Dataset listings of figures
== == ==
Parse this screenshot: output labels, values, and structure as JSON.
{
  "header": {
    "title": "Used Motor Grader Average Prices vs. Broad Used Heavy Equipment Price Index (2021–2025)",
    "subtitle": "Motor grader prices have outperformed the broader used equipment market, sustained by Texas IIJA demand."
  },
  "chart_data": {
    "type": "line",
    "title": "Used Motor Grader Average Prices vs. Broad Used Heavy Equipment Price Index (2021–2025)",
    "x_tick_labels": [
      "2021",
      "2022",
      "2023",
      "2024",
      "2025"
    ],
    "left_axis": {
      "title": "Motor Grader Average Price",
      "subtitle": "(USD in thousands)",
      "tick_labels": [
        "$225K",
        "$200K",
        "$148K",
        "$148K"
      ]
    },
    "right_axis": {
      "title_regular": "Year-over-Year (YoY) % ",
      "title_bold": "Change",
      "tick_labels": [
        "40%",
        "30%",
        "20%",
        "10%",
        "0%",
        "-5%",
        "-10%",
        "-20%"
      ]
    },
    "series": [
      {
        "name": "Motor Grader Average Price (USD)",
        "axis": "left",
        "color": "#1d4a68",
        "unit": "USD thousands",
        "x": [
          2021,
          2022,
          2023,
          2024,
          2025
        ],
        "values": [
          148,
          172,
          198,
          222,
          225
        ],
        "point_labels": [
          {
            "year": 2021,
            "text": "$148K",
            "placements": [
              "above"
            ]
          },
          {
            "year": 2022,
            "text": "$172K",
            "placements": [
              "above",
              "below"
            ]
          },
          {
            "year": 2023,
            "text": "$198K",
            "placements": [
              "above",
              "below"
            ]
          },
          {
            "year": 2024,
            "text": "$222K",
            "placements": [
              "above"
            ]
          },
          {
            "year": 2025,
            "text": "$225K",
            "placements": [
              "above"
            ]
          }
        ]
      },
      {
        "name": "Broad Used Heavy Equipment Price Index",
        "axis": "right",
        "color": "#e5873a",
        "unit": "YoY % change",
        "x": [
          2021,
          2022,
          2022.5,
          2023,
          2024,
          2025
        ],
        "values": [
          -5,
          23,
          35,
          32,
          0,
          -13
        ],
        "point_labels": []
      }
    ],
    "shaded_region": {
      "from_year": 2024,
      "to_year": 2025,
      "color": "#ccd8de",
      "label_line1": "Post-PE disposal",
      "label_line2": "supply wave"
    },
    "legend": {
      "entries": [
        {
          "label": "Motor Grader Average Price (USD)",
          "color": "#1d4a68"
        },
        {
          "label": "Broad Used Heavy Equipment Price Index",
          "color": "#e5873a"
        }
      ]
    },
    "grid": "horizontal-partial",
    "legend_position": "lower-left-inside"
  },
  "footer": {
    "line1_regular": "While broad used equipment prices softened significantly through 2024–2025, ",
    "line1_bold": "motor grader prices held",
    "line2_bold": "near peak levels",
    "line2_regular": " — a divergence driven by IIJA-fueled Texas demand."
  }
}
== == ==
WORK REQUIRED: Report each line in the data that holds the word "Index".

EXERCISE RESPONSE:
    "title": "Used Motor Grader Average Prices vs. Broad Used Heavy Equipment Price Index (2021–2025)",
    "title": "Used Motor Grader Average Prices vs. Broad Used Heavy Equipment Price Index (2021–2025)",
        "name": "Broad Used Heavy Equipment Price Index",
          "label": "Broad Used Heavy Equipment Price Index",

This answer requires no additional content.